What to produce:
Check every line below for the word "Room" and copy each one that has it.

Material provided:
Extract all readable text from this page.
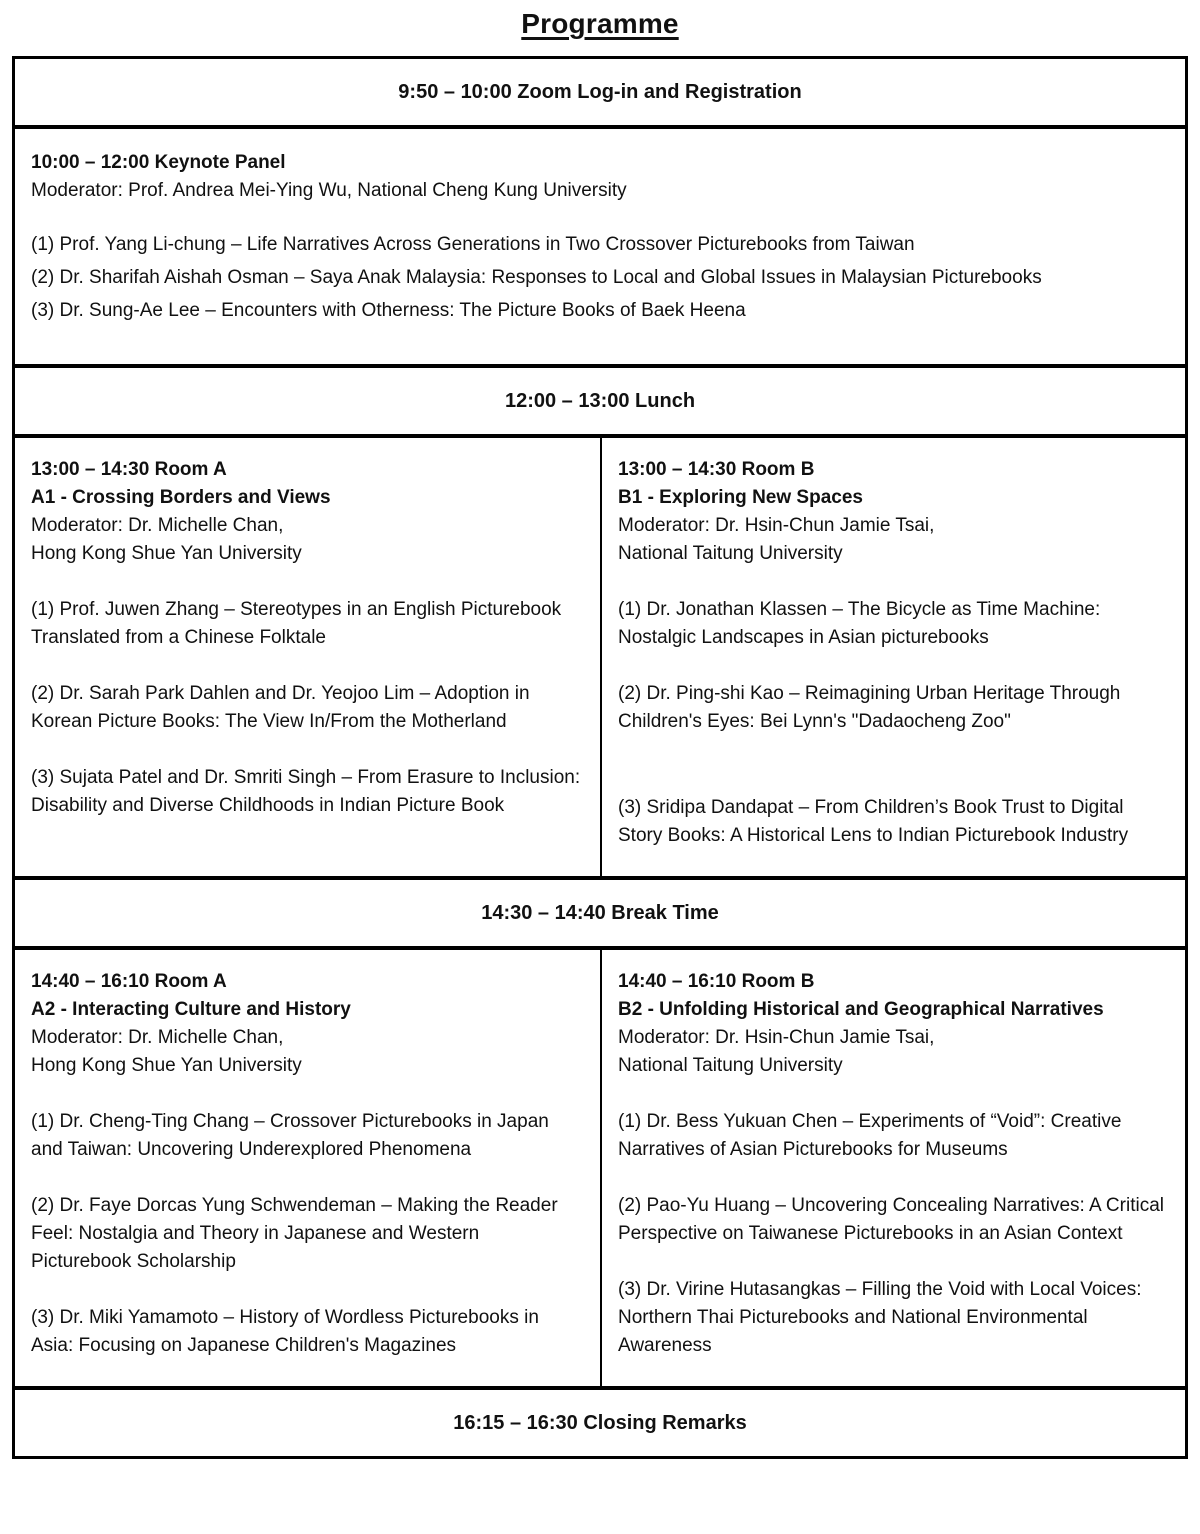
Programme
9:50 – 10:00 Zoom Log-in and Registration
10:00 – 12:00 Keynote Panel
Moderator: Prof. Andrea Mei-Ying Wu, National Cheng Kung University
(1) Prof. Yang Li-chung – Life Narratives Across Generations in Two Crossover Picturebooks from Taiwan
(2) Dr. Sharifah Aishah Osman – Saya Anak Malaysia: Responses to Local and Global Issues in Malaysian Picturebooks
(3) Dr. Sung-Ae Lee – Encounters with Otherness: The Picture Books of Baek Heena
12:00 – 13:00 Lunch
13:00 – 14:30 Room A
A1 - Crossing Borders and Views
Moderator: Dr. Michelle Chan,
Hong Kong Shue Yan University

(1) Prof. Juwen Zhang – Stereotypes in an English Picturebook Translated from a Chinese Folktale

(2) Dr. Sarah Park Dahlen and Dr. Yeojoo Lim – Adoption in Korean Picture Books: The View In/From the Motherland

(3) Sujata Patel and Dr. Smriti Singh – From Erasure to Inclusion: Disability and Diverse Childhoods in Indian Picture Book

13:00 – 14:30 Room B
B1 - Exploring New Spaces
Moderator: Dr. Hsin-Chun Jamie Tsai,
National Taitung University

(1) Dr. Jonathan Klassen – The Bicycle as Time Machine: Nostalgic Landscapes in Asian picturebooks

(2) Dr. Ping-shi Kao – Reimagining Urban Heritage Through Children's Eyes: Bei Lynn's "Dadaocheng Zoo"

(3) Sridipa Dandapat – From Children’s Book Trust to Digital Story Books: A Historical Lens to Indian Picturebook Industry

14:30 – 14:40 Break Time
14:40 – 16:10 Room A
A2 - Interacting Culture and History
Moderator: Dr. Michelle Chan,
Hong Kong Shue Yan University

(1) Dr. Cheng-Ting Chang – Crossover Picturebooks in Japan and Taiwan: Uncovering Underexplored Phenomena

(2) Dr. Faye Dorcas Yung Schwendeman – Making the Reader Feel: Nostalgia and Theory in Japanese and Western Picturebook Scholarship

(3) Dr. Miki Yamamoto – History of Wordless Picturebooks in Asia: Focusing on Japanese Children's Magazines

14:40 – 16:10 Room B
B2 - Unfolding Historical and Geographical Narratives
Moderator: Dr. Hsin-Chun Jamie Tsai,
National Taitung University

(1) Dr. Bess Yukuan Chen – Experiments of “Void”: Creative Narratives of Asian Picturebooks for Museums

(2) Pao-Yu Huang – Uncovering Concealing Narratives: A Critical Perspective on Taiwanese Picturebooks in an Asian Context

(3) Dr. Virine Hutasangkas – Filling the Void with Local Voices: Northern Thai Picturebooks and National Environmental Awareness

16:15 – 16:30 Closing Remarks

Output of the task:
13:00 – 14:30 Room A
13:00 – 14:30 Room B
14:40 – 16:10 Room A
14:40 – 16:10 Room B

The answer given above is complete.